> _Exercise_:
With the line containing "Read out every word on this page." as the first line and the last line of the records as the final one, reproduce that range exactly.

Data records
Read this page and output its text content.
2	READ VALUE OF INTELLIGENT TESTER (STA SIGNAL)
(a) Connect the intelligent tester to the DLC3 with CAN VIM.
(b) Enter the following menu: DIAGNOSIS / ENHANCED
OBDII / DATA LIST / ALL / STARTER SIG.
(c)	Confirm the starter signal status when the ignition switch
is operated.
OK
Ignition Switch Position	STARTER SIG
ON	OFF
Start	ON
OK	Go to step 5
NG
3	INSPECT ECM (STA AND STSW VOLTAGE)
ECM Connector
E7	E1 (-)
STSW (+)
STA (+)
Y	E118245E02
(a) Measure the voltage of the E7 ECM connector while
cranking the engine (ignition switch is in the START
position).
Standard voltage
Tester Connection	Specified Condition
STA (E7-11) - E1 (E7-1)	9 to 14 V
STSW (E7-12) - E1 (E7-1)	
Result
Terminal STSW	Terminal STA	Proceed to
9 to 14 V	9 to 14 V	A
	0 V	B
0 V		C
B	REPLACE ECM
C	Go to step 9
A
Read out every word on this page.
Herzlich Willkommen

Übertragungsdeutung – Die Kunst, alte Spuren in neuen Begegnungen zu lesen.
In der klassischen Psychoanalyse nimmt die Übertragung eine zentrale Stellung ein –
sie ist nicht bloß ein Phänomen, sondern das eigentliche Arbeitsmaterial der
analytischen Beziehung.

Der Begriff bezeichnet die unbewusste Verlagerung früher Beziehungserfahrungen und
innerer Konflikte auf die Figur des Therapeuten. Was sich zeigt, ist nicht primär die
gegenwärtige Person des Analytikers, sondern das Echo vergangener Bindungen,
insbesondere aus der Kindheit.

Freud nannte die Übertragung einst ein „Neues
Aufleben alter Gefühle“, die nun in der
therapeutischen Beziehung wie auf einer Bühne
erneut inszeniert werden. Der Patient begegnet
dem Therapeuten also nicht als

> _Full response_:
Read out every word on this page.
Herzlich Willkommen

Übertragungsdeutung – Die Kunst, alte Spuren in neuen Begegnungen zu lesen.
In der klassischen Psychoanalyse nimmt die Übertragung eine zentrale Stellung ein –
sie ist nicht bloß ein Phänomen, sondern das eigentliche Arbeitsmaterial der
analytischen Beziehung.

Der Begriff bezeichnet die unbewusste Verlagerung früher Beziehungserfahrungen und
innerer Konflikte auf die Figur des Therapeuten. Was sich zeigt, ist nicht primär die
gegenwärtige Person des Analytikers, sondern das Echo vergangener Bindungen,
insbesondere aus der Kindheit.

Freud nannte die Übertragung einst ein „Neues
Aufleben alter Gefühle“, die nun in der
therapeutischen Beziehung wie auf einer Bühne
erneut inszeniert werden. Der Patient begegnet
dem Therapeuten also nicht als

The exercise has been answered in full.